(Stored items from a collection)
>>>

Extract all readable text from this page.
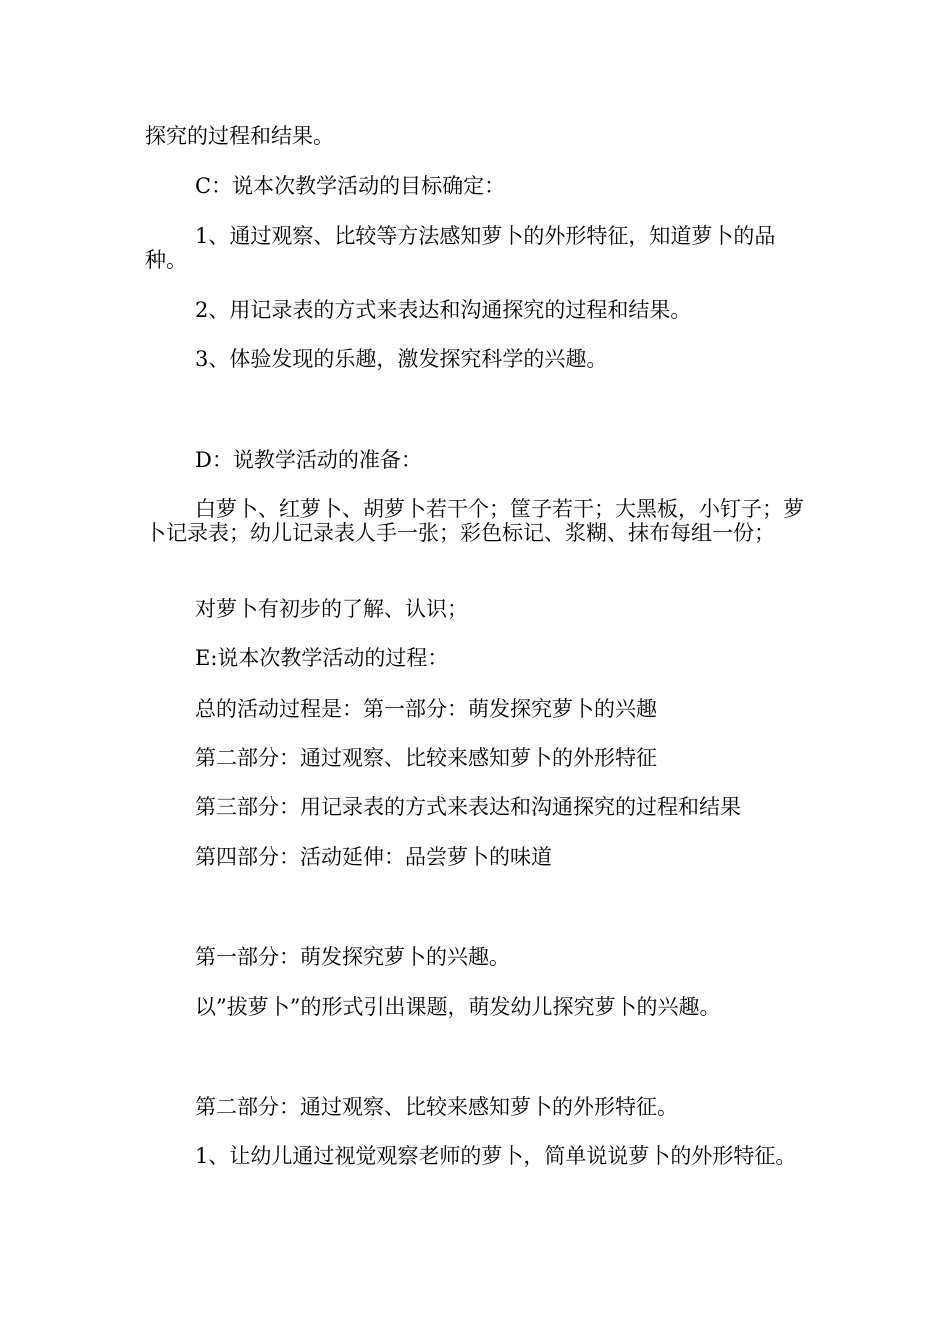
探究的过程和结果。

C：说本次教学活动的目标确定：

1、通过观察、比较等方法感知萝卜的外形特征，知道萝卜的品种。

2、用记录表的方式来表达和沟通探究的过程和结果。

3、体验发现的乐趣，激发探究科学的兴趣。

D：说教学活动的准备：

白萝卜、红萝卜、胡萝卜若干个；筐子若干；大黑板，小钉子；萝卜记录表；幼儿记录表人手一张；彩色标记、浆糊、抹布每组一份；

对萝卜有初步的了解、认识；

E:说本次教学活动的过程：

总的活动过程是：第一部分：萌发探究萝卜的兴趣

第二部分：通过观察、比较来感知萝卜的外形特征

第三部分：用记录表的方式来表达和沟通探究的过程和结果

第四部分：活动延伸：品尝萝卜的味道

第一部分：萌发探究萝卜的兴趣。

以”拔萝卜”的形式引出课题，萌发幼儿探究萝卜的兴趣。

第二部分：通过观察、比较来感知萝卜的外形特征。

1、让幼儿通过视觉观察老师的萝卜，简单说说萝卜的外形特征。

<<<

Write out each line of the data that holds the string "通过观察".

1、通过观察、比较等方法感知萝卜的外形特征，知道萝卜的品种。
第二部分：通过观察、比较来感知萝卜的外形特征
第二部分：通过观察、比较来感知萝卜的外形特征。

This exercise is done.